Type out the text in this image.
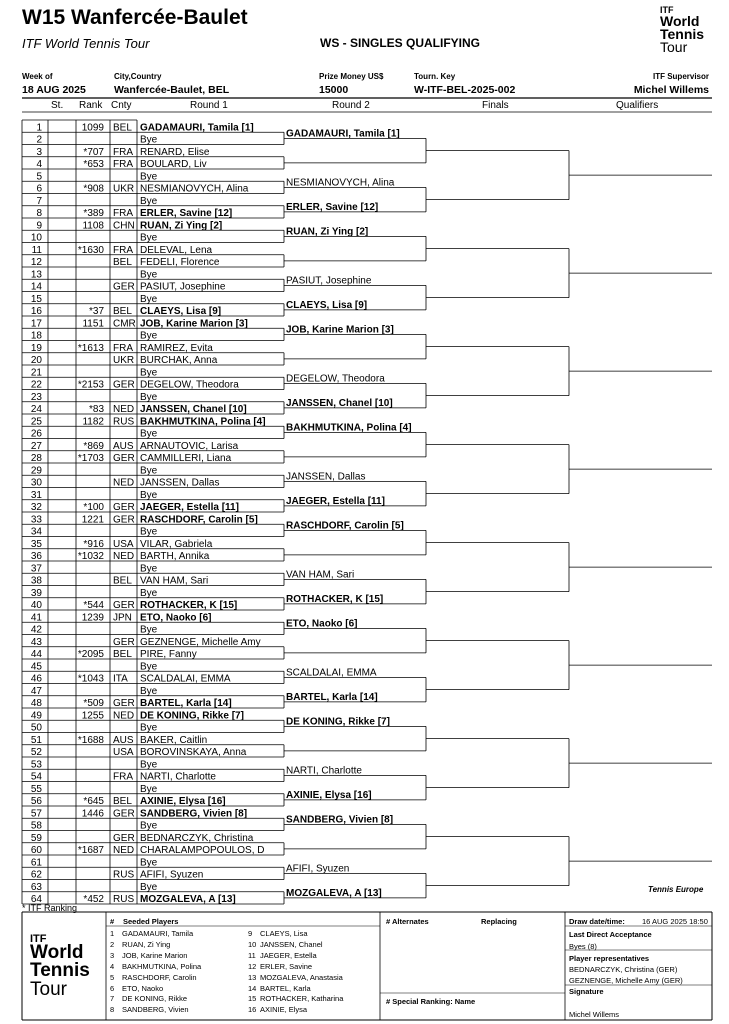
W15 Wanfercée-Baulet
ITF World Tennis Tour	WS - SINGLES QUALIFYING
ITF
World
Tennis
Tour
Week of
18 AUG 2025
City,Country
Wanfercée-Baulet, BEL
Prize Money US$
15000
Tourn. Key
W-ITF-BEL-2025-002
ITF Supervisor
Michel Willems
St. Rank Cnty	Round 1	Round 2	Finals	Qualifiers
1	1099 BEL GADAMAURI, Tamila [1]
2	Bye
3	*707 FRA RENARD, Elise
4	*653 FRA BOULARD, Liv
5	Bye
6	*908 UKR NESMIANOVYCH, Alina
7	Bye
8	*389 FRA ERLER, Savine [12]
9	1108 CHN RUAN, Zi Ying [2]
10	Bye
11	*1630 FRA DELEVAL, Lena
12	BEL FEDELI, Florence
13	Bye
14	GER PASIUT, Josephine
15	Bye
16	*37 BEL CLAEYS, Lisa [9]
17	1151 CMR JOB, Karine Marion [3]
18	Bye
19	*1613 FRA RAMIREZ, Evita
20	UKR BURCHAK, Anna
21	Bye
22	*2153 GER DEGELOW, Theodora
23	Bye
24	*83 NED JANSSEN, Chanel [10]
25	1182 RUS BAKHMUTKINA, Polina [4]
26	Bye
27	*869 AUS ARNAUTOVIC, Larisa
28	*1703 GER CAMMILLERI, Liana
29	Bye
30	NED JANSSEN, Dallas
31	Bye
32	*100 GER JAEGER, Estella [11]
33	1221 GER RASCHDORF, Carolin [5]
34	Bye
35	*916 USA VILAR, Gabriela
36	*1032 NED BARTH, Annika
37	Bye
38	BEL VAN HAM, Sari
39	Bye
40	*544 GER ROTHACKER, K [15]
41	1239 JPN ETO, Naoko [6]
42	Bye
43	GER GEZNENGE, Michelle Amy
44	*2095 BEL PIRE, Fanny
45	Bye
46	*1043 ITA SCALDALAI, EMMA
47	Bye
48	*509 GER BARTEL, Karla [14]
49	1255 NED DE KONING, Rikke [7]
50	Bye
51	*1688 AUS BAKER, Caitlin
52	USA BOROVINSKAYA, Anna
53	Bye
54	FRA NARTI, Charlotte
55	Bye
56	*645 BEL AXINIE, Elysa [16]
57	1446 GER SANDBERG, Vivien [8]
58	Bye
59	GER BEDNARCZYK, Christina
60	*1687 NED CHARALAMPOPOULOS, D
61	Bye
62	RUS AFIFI, Syuzen
63	Bye
64	*452 RUS MOZGALEVA, A [13]
GADAMAURI, Tamila [1]
NESMIANOVYCH, Alina
ERLER, Savine [12]
RUAN, Zi Ying [2]
PASIUT, Josephine
CLAEYS, Lisa [9]
JOB, Karine Marion [3]
DEGELOW, Theodora
JANSSEN, Chanel [10]
BAKHMUTKINA, Polina [4]
JANSSEN, Dallas
JAEGER, Estella [11]
RASCHDORF, Carolin [5]
VAN HAM, Sari
ROTHACKER, K [15]
ETO, Naoko [6]
SCALDALAI, EMMA
BARTEL, Karla [14]
DE KONING, Rikke [7]
NARTI, Charlotte
AXINIE, Elysa [16]
SANDBERG, Vivien [8]
AFIFI, Syuzen
MOZGALEVA, A [13]
* ITF Ranking
Tennis Europe
ITF
World
Tennis
Tour
# Seeded Players
1 GADAMAURI, Tamila
2 RUAN, Zi Ying
3 JOB, Karine Marion
4 BAKHMUTKINA, Polina
5 RASCHDORF, Carolin
6 ETO, Naoko
7 DE KONING, Rikke
8 SANDBERG, Vivien
9 CLAEYS, Lisa
10 JANSSEN, Chanel
11 JAEGER, Estella
12 ERLER, Savine
13 MOZGALEVA, Anastasia
14 BARTEL, Karla
15 ROTHACKER, Katharina
16 AXINIE, Elysa
# Alternates	Replacing
# Special Ranking: Name
Draw date/time: 16 AUG 2025 18:50
Last Direct Acceptance
Byes (8)
Player representatives
BEDNARCZYK, Christina (GER)
GEZNENGE, Michelle Amy (GER)
Signature
Michel Willems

────────────────

__What this task involves__.
Pick out the lines that have the word "BAKHMUTKINA". Copy them all.

__Full response__.
25	1182 RUS BAKHMUTKINA, Polina [4]
BAKHMUTKINA, Polina [4]
4 BAKHMUTKINA, Polina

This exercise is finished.